STATED TASK: Select the lines that contain "into" and copy each of them.

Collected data
::::
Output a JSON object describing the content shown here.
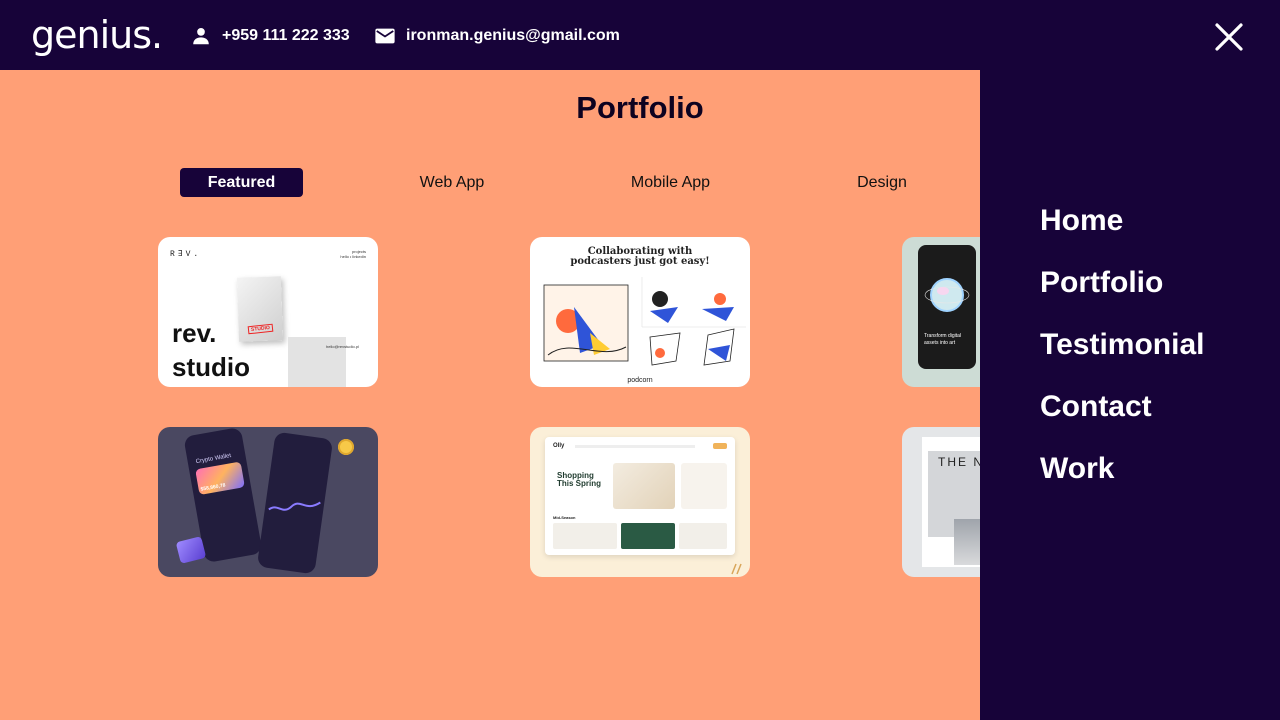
{
  "header": {
    "logo": "genius.",
    "phone": "+959 111 222 333",
    "email": "ironman.genius@gmail.com"
  },
  "portfolio": {
    "title": "Portfolio",
    "tabs": [
      {
        "label": "Featured",
        "active": true
      },
      {
        "label": "Web App",
        "active": false
      },
      {
        "label": "Mobile App",
        "active": false
      },
      {
        "label": "Design",
        "active": false
      }
    ],
    "cards": [
      {
        "brand": "R∃V.",
        "headline_1": "rev.",
        "headline_2": "studio",
        "email_text": "hello@revstudio.pl",
        "side_text": "projects\nhello • linkedin",
        "stamp": "STUDIO"
      },
      {
        "headline_1": "Collaborating with",
        "headline_2": "podcasters just got easy!",
        "brand": "podcorn"
      },
      {
        "caption": "Transform digital assets into art"
      },
      {
        "headline": "Crypto Wallet",
        "amount": "$58,860,78"
      },
      {
        "brand": "Olly",
        "headline_1": "Shopping",
        "headline_2": "This Spring",
        "section": "Mid-Season"
      },
      {
        "headline": "THE N"
      }
    ]
  },
  "menu": {
    "items": [
      "Home",
      "Portfolio",
      "Testimonial",
      "Contact",
      "Work"
    ]
  },
  "colors": {
    "navy": "#170339",
    "peach": "#ff9f76",
    "white": "#ffffff"
  }
}
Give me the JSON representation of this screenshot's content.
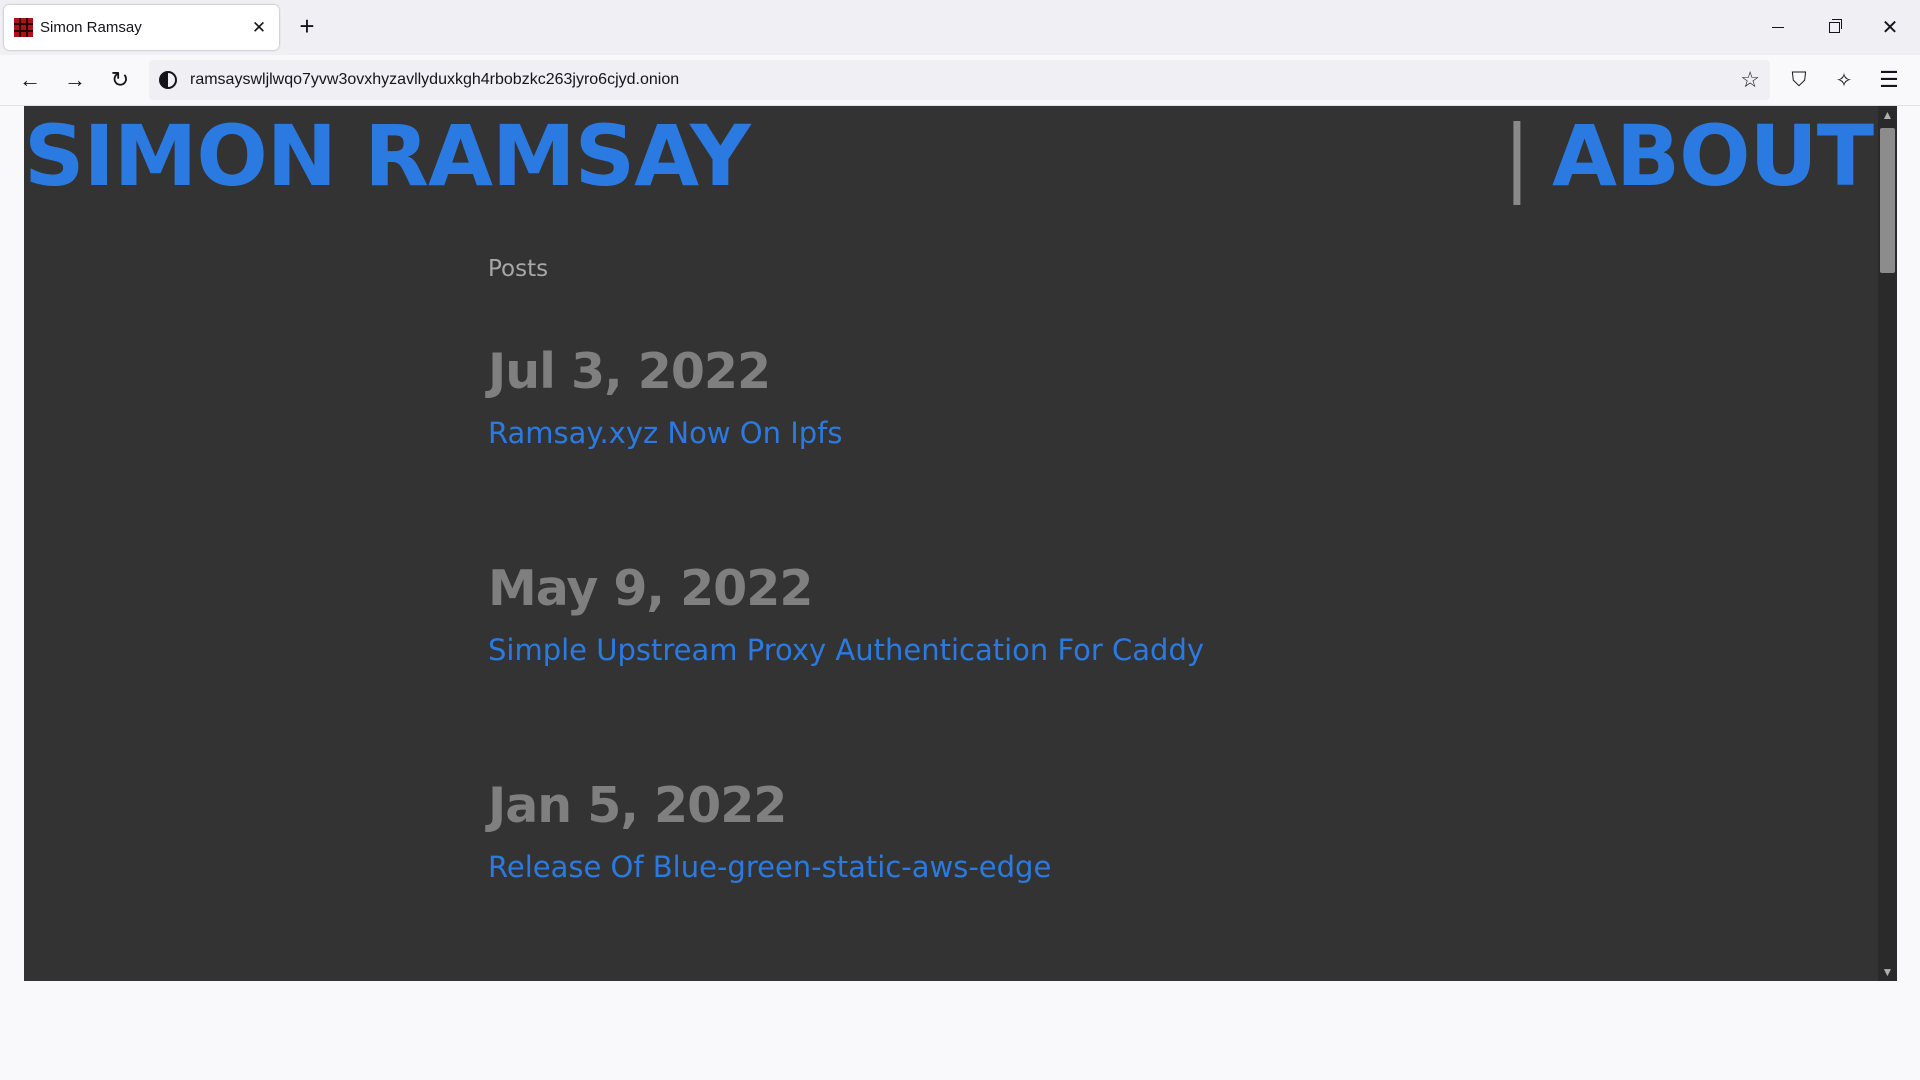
{
  "browser": {
    "tab": {
      "title": "Simon Ramsay",
      "close_glyph": "✕",
      "favicon": "tartan-favicon-icon"
    },
    "new_tab_glyph": "+",
    "window_controls": {
      "close_glyph": "✕"
    },
    "nav": {
      "back_glyph": "←",
      "forward_glyph": "→",
      "reload_glyph": "↻"
    },
    "url": "ramsayswljlwqo7yvw3ovxhyzavllyduxkgh4rbobzkc263jyro6cjyd.onion",
    "toolbar": {
      "bookmark_glyph": "☆",
      "shield_glyph": "⛉",
      "magic_glyph": "✧",
      "menu_glyph": "☰"
    }
  },
  "page": {
    "site_title": "SIMON RAMSAY",
    "nav_separator": "|",
    "nav_about": "ABOUT",
    "section_title": "Posts",
    "posts": [
      {
        "date": "Jul 3, 2022",
        "title": "Ramsay.xyz Now On Ipfs"
      },
      {
        "date": "May 9, 2022",
        "title": "Simple Upstream Proxy Authentication For Caddy"
      },
      {
        "date": "Jan 5, 2022",
        "title": "Release Of Blue-green-static-aws-edge"
      }
    ]
  },
  "scrollbar": {
    "up_glyph": "▲",
    "down_glyph": "▼"
  },
  "colors": {
    "accent": "#2a7ae2",
    "page_background": "#333333",
    "date_text": "#7f7f7f",
    "muted_text": "#a8a8a8"
  }
}
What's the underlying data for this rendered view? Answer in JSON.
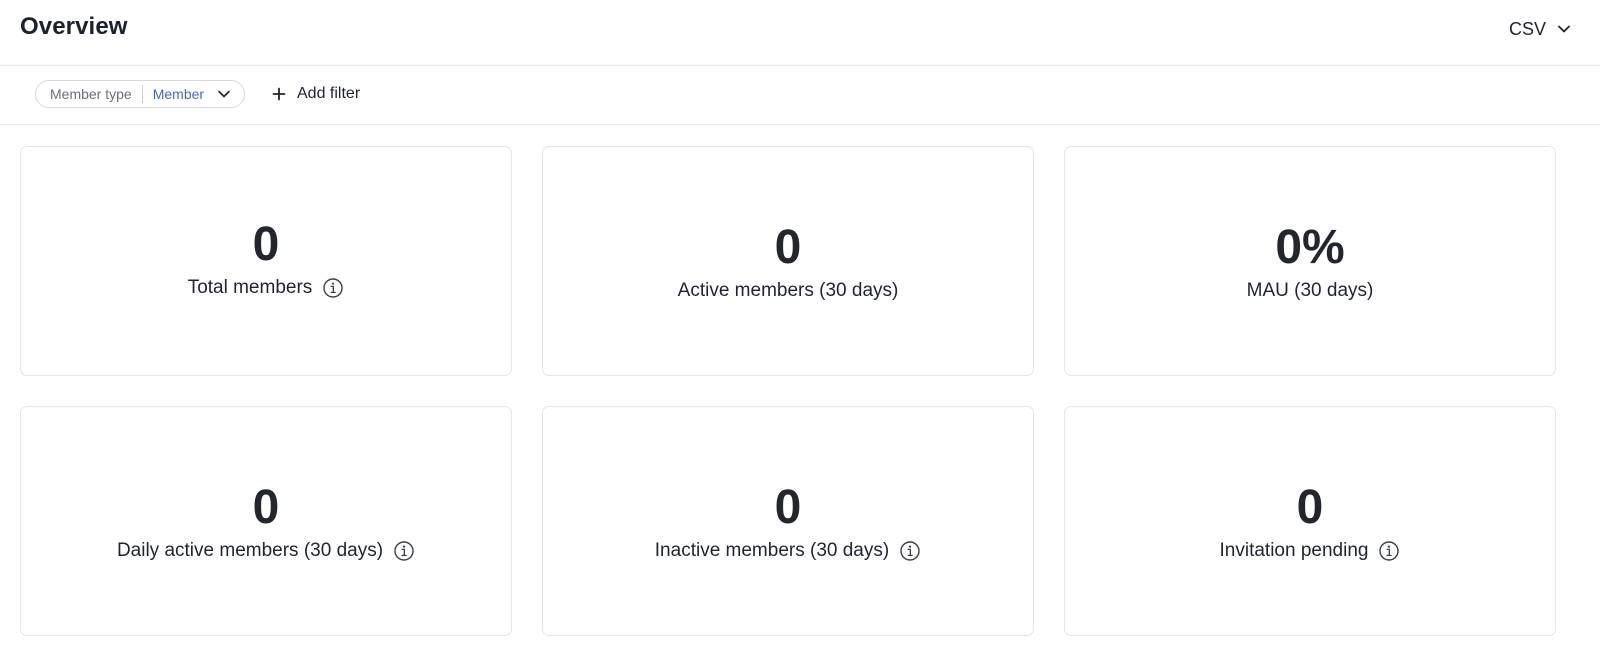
{
  "header": {
    "title": "Overview",
    "export_label": "CSV",
    "export_icon": "chevron-down-icon"
  },
  "filters": {
    "chip_key": "Member type",
    "chip_value": "Member",
    "add_filter_label": "Add filter",
    "add_filter_icon": "plus-icon"
  },
  "cards": [
    {
      "value": "0",
      "label": "Total members",
      "has_info": true
    },
    {
      "value": "0",
      "label": "Active members (30 days)",
      "has_info": false
    },
    {
      "value": "0%",
      "label": "MAU (30 days)",
      "has_info": false
    },
    {
      "value": "0",
      "label": "Daily active members (30 days)",
      "has_info": true
    },
    {
      "value": "0",
      "label": "Inactive members (30 days)",
      "has_info": true
    },
    {
      "value": "0",
      "label": "Invitation pending",
      "has_info": true
    }
  ],
  "colors": {
    "accent": "#4a64d8",
    "border": "#e3e5e8",
    "text": "#1f2430"
  }
}
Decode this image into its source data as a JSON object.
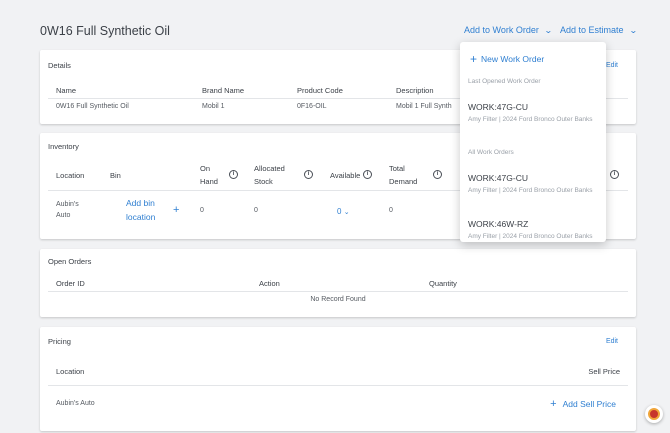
::::
ANSWER FOR THIS EXERCISE:
        "caption": "Transform digital assets into art"
Decode this image into its source data as a JSON object.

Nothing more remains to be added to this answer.